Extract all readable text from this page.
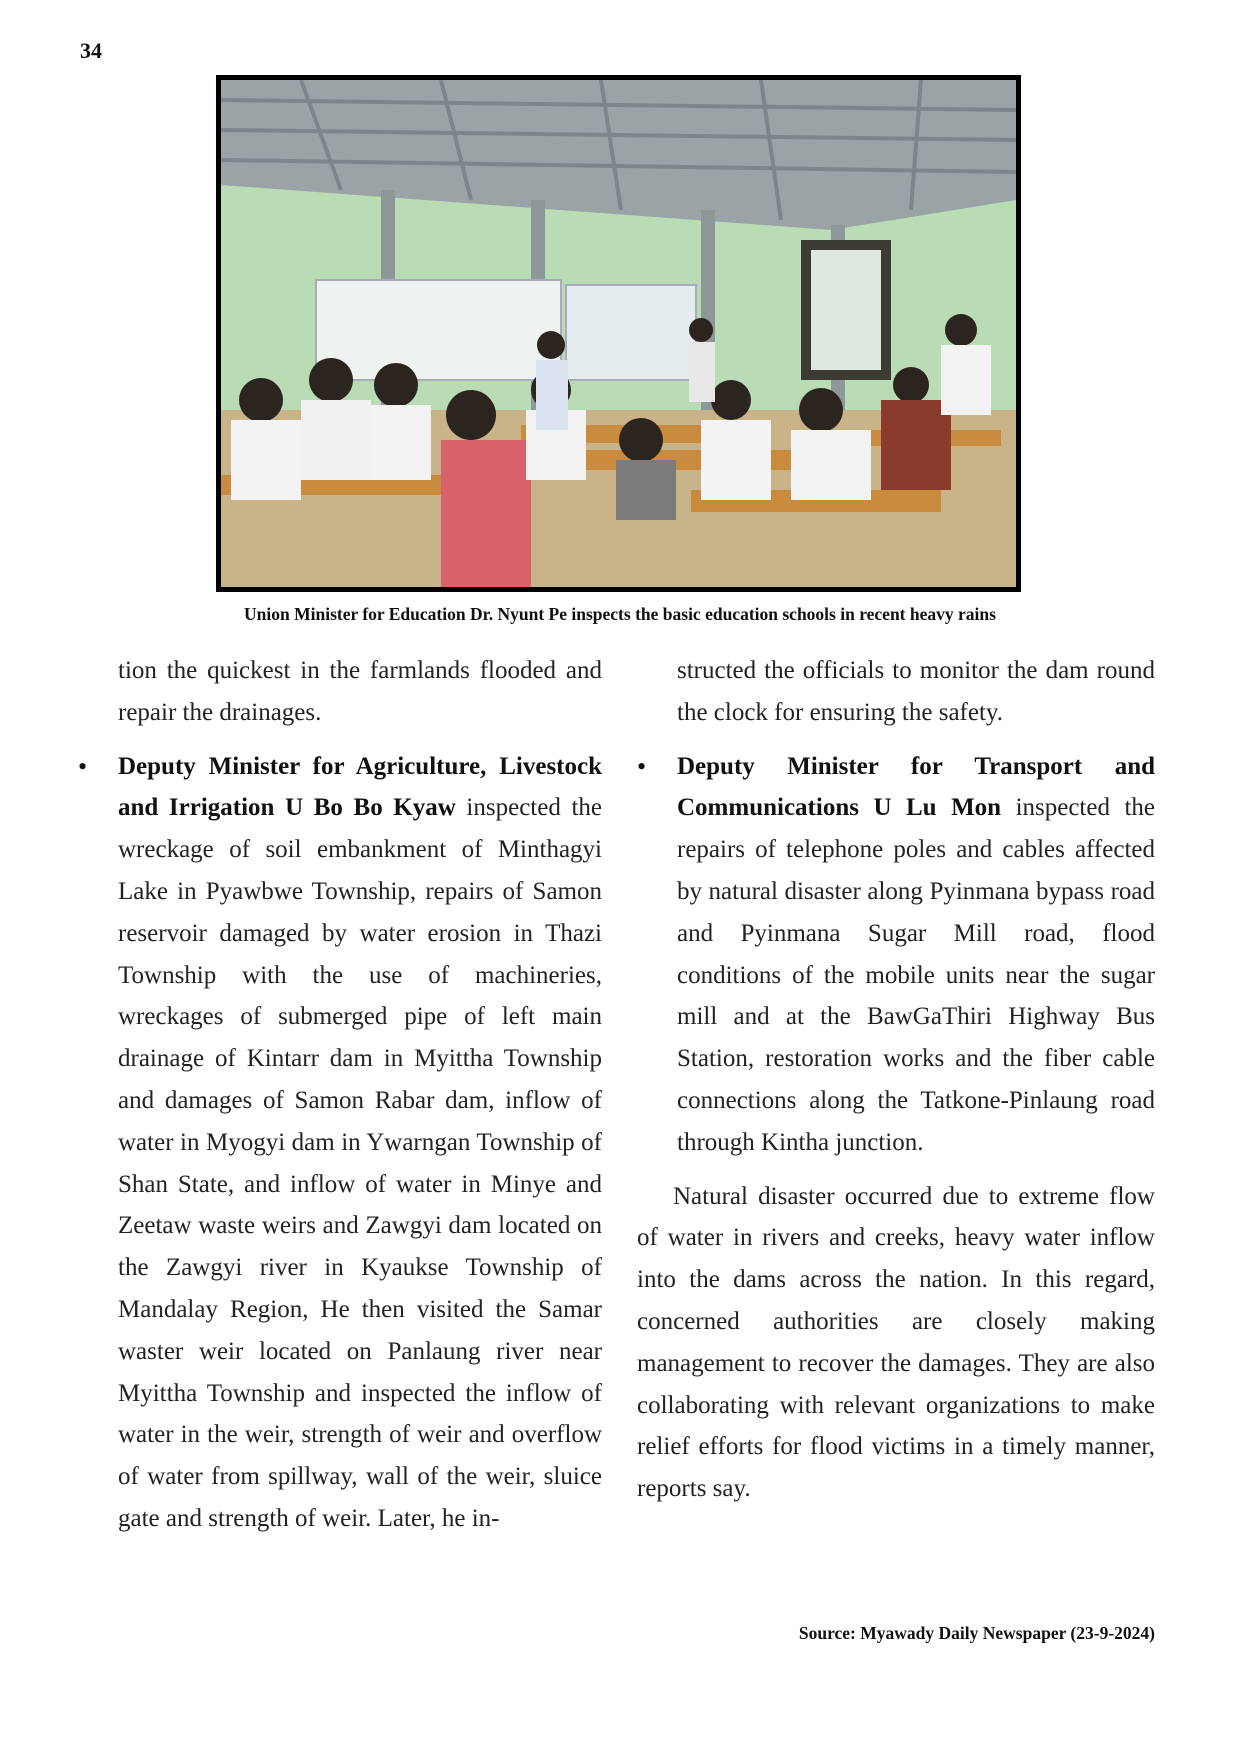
34
Union Minister for Education Dr. Nyunt Pe inspects the basic education schools in recent heavy rains

tion the quickest in the farmlands flooded and repair the drainages.

• Deputy Minister for Agriculture, Livestock and Irrigation U Bo Bo Kyaw inspected the wreckage of soil embankment of Minthagyi Lake in Pyawbwe Township, repairs of Samon reservoir damaged by water erosion in Thazi Township with the use of machineries, wreckages of submerged pipe of left main drainage of Kintarr dam in Myittha Township and damages of Samon Rabar dam, inflow of water in Myogyi dam in Ywarngan Township of Shan State, and inflow of water in Minye and Zeetaw waste weirs and Zawgyi dam located on the Zawgyi river in Kyaukse Township of Mandalay Region, He then visited the Samar waster weir located on Panlaung river near Myittha Township and inspected the inflow of water in the weir, strength of weir and overflow of water from spillway, wall of the weir, sluice gate and strength of weir. Later, he in-

structed the officials to monitor the dam round the clock for ensuring the safety.

• Deputy Minister for Transport and Communications U Lu Mon inspected the repairs of telephone poles and cables affected by natural disaster along Pyinmana bypass road and Pyinmana Sugar Mill road, flood conditions of the mobile units near the sugar mill and at the BawGaThiri Highway Bus Station, restoration works and the fiber cable connections along the Tatkone-Pinlaung road through Kintha junction.

Natural disaster occurred due to extreme flow of water in rivers and creeks, heavy water inflow into the dams across the nation. In this regard, concerned authorities are closely making management to recover the damages. They are also collaborating with relevant organizations to make relief efforts for flood victims in a timely manner, reports say.

Source: Myawady Daily Newspaper (23-9-2024)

========================================================================

● WHAT NEEDS TO BE DONE:
Ignore the images and quote every line of the listing exactly.

● OUTPUT FOR THIS TASK:
Extract all readable text from this page.
34
Union Minister for Education Dr. Nyunt Pe inspects the basic education schools in recent heavy rains

tion the quickest in the farmlands flooded and repair the drainages.

• Deputy Minister for Agriculture, Livestock and Irrigation U Bo Bo Kyaw inspected the wreckage of soil embankment of Minthagyi Lake in Pyawbwe Township, repairs of Samon reservoir damaged by water erosion in Thazi Township with the use of machineries, wreckages of submerged pipe of left main drainage of Kintarr dam in Myittha Township and damages of Samon Rabar dam, inflow of water in Myogyi dam in Ywarngan Township of Shan State, and inflow of water in Minye and Zeetaw waste weirs and Zawgyi dam located on the Zawgyi river in Kyaukse Township of Mandalay Region, He then visited the Samar waster weir located on Panlaung river near Myittha Township and inspected the inflow of water in the weir, strength of weir and overflow of water from spillway, wall of the weir, sluice gate and strength of weir. Later, he in-

structed the officials to monitor the dam round the clock for ensuring the safety.

• Deputy Minister for Transport and Communications U Lu Mon inspected the repairs of telephone poles and cables affected by natural disaster along Pyinmana bypass road and Pyinmana Sugar Mill road, flood conditions of the mobile units near the sugar mill and at the BawGaThiri Highway Bus Station, restoration works and the fiber cable connections along the Tatkone-Pinlaung road through Kintha junction.

Natural disaster occurred due to extreme flow of water in rivers and creeks, heavy water inflow into the dams across the nation. In this regard, concerned authorities are closely making management to recover the damages. They are also collaborating with relevant organizations to make relief efforts for flood victims in a timely manner, reports say.

Source: Myawady Daily Newspaper (23-9-2024)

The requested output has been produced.